Jobs:
**1.** In the speech on Bill C-23, what was the value of goods Canada exported to the U.S. in 2015?
**2.** Please copy the rows word for word, everything from the first row down to the line containing "reply-button[interactable]: 4 —", with both ends included.

Excerpted text:
=-=-=-=-=
Madam Speaker, I am proud to add my voice in support of this important piece of legislation.
I would first like to take a moment to remind the House that Canada and the United States have built one of the closest relationships between any two countries in the world. This partnership is essential to the well-being of all citizens. Our close trading relationship supports millions of jobs in both Canada and the U.S., and we will continue to work with the new administration.
Bill C-23 is another example of this government's firm commitment to creating jobs and promoting economic growth for Canadians.
As an MP representing a southwestern Ontario riding with many manufacturing and high-tech small and medium-sized businesses, I can attest to the importance of pre-clearance to keep travellers and cargo moving quickly and safely across the Canada-U.S. border. More than that, jobs for hard-working middle-class Canadians in my constituency and across the country depend on it.
The Waterloo region is only one of some 2,000 municipalities across Canada that rely on low-risk trade and travel to and from the United States to keep our communities growing. To be clear, we are talking about both the movement of goods and people, both of which are critical to our economy. In 2015, Canada exported over $400 billion in goods and $50 billion in services to the U.S.
=-=-=-=-=
[Region boundary data]
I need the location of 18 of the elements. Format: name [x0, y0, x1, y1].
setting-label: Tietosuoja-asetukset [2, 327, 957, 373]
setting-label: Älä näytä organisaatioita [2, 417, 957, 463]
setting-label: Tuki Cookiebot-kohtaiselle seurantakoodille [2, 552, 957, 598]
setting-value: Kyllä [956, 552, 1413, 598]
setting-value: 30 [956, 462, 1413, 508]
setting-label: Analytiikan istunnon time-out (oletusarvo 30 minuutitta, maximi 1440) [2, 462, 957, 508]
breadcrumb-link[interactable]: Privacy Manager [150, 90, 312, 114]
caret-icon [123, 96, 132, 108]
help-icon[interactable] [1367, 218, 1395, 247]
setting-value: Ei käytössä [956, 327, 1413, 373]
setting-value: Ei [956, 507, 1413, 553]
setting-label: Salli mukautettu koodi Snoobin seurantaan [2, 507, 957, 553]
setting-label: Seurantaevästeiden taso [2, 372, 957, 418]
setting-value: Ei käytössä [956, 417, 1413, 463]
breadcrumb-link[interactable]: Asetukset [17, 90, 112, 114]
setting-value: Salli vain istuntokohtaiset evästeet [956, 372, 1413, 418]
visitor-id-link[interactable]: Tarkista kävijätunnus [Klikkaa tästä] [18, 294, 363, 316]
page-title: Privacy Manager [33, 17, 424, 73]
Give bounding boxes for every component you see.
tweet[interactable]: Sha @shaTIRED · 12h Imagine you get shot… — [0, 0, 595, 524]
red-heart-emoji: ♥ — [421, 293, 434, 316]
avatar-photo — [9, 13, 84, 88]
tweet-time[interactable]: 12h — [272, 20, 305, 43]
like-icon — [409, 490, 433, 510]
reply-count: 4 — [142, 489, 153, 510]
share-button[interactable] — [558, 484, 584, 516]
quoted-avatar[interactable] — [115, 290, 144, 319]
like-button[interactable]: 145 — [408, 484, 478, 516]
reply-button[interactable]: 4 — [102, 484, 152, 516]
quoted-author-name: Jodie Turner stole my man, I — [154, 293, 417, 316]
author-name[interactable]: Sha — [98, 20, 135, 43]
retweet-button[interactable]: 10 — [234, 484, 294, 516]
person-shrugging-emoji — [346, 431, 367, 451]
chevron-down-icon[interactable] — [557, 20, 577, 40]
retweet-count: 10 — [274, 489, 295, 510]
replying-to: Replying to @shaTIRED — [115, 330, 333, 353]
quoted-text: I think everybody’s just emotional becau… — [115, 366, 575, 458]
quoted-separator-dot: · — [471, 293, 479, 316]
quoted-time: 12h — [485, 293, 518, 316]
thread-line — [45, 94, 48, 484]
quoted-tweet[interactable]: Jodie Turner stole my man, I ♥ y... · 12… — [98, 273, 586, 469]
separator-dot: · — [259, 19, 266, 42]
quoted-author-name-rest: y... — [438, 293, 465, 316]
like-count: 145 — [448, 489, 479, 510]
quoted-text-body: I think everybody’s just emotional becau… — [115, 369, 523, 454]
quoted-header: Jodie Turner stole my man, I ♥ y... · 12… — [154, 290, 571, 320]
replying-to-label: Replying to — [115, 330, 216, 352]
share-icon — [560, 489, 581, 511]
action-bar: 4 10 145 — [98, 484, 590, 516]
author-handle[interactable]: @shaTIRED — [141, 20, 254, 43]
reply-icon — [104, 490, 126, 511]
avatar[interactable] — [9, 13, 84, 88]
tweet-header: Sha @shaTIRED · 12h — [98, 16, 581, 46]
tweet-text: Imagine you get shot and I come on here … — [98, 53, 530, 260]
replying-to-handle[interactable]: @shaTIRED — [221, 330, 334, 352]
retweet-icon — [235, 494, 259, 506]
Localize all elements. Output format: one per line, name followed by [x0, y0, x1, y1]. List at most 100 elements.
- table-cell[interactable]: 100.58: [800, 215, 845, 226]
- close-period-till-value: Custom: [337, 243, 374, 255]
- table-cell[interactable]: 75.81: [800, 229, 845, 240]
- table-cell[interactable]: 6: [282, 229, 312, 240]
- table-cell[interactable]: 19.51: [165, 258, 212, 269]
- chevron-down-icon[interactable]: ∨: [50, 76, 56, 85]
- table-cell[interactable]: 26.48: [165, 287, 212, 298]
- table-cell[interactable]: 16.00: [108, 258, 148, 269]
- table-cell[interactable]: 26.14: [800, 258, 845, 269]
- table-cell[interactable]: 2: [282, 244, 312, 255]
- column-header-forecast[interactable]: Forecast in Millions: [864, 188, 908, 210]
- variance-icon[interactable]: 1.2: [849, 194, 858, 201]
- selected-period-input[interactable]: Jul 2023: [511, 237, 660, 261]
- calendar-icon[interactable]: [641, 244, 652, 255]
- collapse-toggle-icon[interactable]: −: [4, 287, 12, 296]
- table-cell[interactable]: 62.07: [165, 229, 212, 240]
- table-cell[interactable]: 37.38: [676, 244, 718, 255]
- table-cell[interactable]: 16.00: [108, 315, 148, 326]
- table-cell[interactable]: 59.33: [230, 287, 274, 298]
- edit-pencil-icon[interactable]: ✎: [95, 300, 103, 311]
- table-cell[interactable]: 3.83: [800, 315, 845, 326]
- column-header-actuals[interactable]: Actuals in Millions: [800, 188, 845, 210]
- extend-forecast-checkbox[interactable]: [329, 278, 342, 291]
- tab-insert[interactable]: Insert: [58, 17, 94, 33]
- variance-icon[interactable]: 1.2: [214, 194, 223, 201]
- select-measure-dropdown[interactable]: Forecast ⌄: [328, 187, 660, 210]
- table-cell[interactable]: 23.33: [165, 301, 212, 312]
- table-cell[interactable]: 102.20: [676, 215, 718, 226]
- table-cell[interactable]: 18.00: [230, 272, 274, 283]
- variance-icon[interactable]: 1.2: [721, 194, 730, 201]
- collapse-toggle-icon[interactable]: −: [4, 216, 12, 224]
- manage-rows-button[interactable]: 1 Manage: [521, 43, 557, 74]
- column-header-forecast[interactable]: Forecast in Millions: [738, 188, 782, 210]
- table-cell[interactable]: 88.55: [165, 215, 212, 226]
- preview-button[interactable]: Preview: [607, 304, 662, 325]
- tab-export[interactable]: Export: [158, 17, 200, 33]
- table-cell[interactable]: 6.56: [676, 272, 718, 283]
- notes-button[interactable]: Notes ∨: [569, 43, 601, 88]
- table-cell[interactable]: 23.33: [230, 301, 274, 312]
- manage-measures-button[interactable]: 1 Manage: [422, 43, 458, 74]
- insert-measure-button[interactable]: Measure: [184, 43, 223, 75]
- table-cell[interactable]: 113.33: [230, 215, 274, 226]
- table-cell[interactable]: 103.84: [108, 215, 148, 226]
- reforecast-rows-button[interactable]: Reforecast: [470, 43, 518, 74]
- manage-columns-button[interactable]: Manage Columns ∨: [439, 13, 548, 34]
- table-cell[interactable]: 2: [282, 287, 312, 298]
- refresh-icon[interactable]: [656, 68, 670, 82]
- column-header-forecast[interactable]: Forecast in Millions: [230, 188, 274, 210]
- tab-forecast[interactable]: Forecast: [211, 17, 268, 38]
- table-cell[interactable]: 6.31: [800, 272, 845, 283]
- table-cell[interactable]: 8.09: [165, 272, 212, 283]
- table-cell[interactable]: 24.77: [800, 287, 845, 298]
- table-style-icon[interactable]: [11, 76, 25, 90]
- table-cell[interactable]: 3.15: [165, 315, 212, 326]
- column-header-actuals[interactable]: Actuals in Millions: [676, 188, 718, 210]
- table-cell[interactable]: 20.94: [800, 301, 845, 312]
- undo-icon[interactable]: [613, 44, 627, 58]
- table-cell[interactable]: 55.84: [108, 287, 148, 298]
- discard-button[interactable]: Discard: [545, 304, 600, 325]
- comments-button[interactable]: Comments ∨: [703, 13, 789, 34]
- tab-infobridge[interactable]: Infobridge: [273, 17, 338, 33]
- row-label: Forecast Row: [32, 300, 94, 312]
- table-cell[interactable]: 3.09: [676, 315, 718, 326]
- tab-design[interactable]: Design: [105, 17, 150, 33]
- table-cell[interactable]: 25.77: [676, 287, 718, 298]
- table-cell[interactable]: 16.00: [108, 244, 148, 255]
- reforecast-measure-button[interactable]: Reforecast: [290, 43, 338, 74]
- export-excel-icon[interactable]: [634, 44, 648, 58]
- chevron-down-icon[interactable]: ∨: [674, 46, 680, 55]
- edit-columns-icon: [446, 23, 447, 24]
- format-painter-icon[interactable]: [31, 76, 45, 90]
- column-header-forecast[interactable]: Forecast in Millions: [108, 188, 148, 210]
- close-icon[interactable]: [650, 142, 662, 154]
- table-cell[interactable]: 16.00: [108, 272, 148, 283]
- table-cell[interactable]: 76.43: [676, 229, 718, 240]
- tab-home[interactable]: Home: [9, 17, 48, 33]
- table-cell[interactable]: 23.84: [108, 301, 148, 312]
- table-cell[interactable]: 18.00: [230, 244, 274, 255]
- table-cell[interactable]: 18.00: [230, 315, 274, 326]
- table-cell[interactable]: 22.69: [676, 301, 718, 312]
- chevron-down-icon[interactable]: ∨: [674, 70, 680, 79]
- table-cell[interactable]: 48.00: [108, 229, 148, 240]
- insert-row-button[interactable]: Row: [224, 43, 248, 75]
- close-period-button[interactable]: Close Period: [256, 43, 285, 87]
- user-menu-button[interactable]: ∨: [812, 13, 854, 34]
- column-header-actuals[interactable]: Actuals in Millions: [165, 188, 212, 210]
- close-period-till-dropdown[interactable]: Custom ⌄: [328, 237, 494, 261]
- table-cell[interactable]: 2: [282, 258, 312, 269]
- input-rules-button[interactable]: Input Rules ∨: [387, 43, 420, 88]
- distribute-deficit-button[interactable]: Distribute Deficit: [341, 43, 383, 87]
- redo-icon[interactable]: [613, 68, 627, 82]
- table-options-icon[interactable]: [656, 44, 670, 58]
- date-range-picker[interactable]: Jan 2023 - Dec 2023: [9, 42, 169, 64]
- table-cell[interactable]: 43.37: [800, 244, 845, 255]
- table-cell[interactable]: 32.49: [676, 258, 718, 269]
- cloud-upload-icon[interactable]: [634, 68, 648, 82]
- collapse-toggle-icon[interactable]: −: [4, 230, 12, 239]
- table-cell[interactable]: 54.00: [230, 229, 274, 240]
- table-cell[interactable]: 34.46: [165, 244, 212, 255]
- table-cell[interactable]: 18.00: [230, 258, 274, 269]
=-=-=-=-=
Expected answers:
**1.** Over $400 billion.

**2.**
I need the location of 18 of the elements. Format: name [x0, y0, x1, y1].
setting-label: Tietosuoja-asetukset [2, 327, 957, 373]
setting-label: Älä näytä organisaatioita [2, 417, 957, 463]
setting-label: Tuki Cookiebot-kohtaiselle seurantakoodille [2, 552, 957, 598]
setting-value: Kyllä [956, 552, 1413, 598]
setting-value: 30 [956, 462, 1413, 508]
setting-label: Analytiikan istunnon time-out (oletusarvo 30 minuutitta, maximi 1440) [2, 462, 957, 508]
breadcrumb-link[interactable]: Privacy Manager [150, 90, 312, 114]
caret-icon [123, 96, 132, 108]
help-icon[interactable] [1367, 218, 1395, 247]
setting-value: Ei käytössä [956, 327, 1413, 373]
setting-value: Ei [956, 507, 1413, 553]
setting-label: Salli mukautettu koodi Snoobin seurantaan [2, 507, 957, 553]
setting-label: Seurantaevästeiden taso [2, 372, 957, 418]
setting-value: Ei käytössä [956, 417, 1413, 463]
breadcrumb-link[interactable]: Asetukset [17, 90, 112, 114]
setting-value: Salli vain istuntokohtaiset evästeet [956, 372, 1413, 418]
visitor-id-link[interactable]: Tarkista kävijätunnus [Klikkaa tästä] [18, 294, 363, 316]
page-title: Privacy Manager [33, 17, 424, 73]
Give bounding boxes for every component you see.
tweet[interactable]: Sha @shaTIRED · 12h Imagine you get shot… — [0, 0, 595, 524]
red-heart-emoji: ♥ — [421, 293, 434, 316]
avatar-photo — [9, 13, 84, 88]
tweet-time[interactable]: 12h — [272, 20, 305, 43]
like-icon — [409, 490, 433, 510]
reply-count: 4 — [142, 489, 153, 510]
share-button[interactable] — [558, 484, 584, 516]
quoted-avatar[interactable] — [115, 290, 144, 319]
like-button[interactable]: 145 — [408, 484, 478, 516]
reply-button[interactable]: 4 — [102, 484, 152, 516]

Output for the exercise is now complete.